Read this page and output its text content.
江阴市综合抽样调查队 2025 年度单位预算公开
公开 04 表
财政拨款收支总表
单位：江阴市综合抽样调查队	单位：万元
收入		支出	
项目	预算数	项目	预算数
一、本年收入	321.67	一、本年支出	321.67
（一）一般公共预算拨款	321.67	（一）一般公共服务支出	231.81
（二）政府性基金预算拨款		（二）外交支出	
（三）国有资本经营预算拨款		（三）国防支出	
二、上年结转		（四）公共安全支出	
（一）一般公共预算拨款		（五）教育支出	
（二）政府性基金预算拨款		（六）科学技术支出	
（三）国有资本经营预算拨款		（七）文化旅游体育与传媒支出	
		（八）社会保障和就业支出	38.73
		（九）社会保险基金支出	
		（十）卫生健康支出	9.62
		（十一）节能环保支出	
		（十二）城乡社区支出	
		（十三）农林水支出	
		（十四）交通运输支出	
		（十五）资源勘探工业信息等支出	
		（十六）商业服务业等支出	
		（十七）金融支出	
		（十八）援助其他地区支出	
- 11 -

▬▬▬▬▬▬▬▬▬▬

> **EXERCISE DIRECTIONS**
Write out the data exactly as it stands.

> **WRITTEN RESPONSE**
Read this page and output its text content.
江阴市综合抽样调查队 2025 年度单位预算公开
公开 04 表
财政拨款收支总表
单位：江阴市综合抽样调查队	单位：万元
收入		支出	
项目	预算数	项目	预算数
一、本年收入	321.67	一、本年支出	321.67
（一）一般公共预算拨款	321.67	（一）一般公共服务支出	231.81
（二）政府性基金预算拨款		（二）外交支出	
（三）国有资本经营预算拨款		（三）国防支出	
二、上年结转		（四）公共安全支出	
（一）一般公共预算拨款		（五）教育支出	
（二）政府性基金预算拨款		（六）科学技术支出	
（三）国有资本经营预算拨款		（七）文化旅游体育与传媒支出	
		（八）社会保障和就业支出	38.73
		（九）社会保险基金支出	
		（十）卫生健康支出	9.62
		（十一）节能环保支出	
		（十二）城乡社区支出	
		（十三）农林水支出	
		（十四）交通运输支出	
		（十五）资源勘探工业信息等支出	
		（十六）商业服务业等支出	
		（十七）金融支出	
		（十八）援助其他地区支出	
- 11 -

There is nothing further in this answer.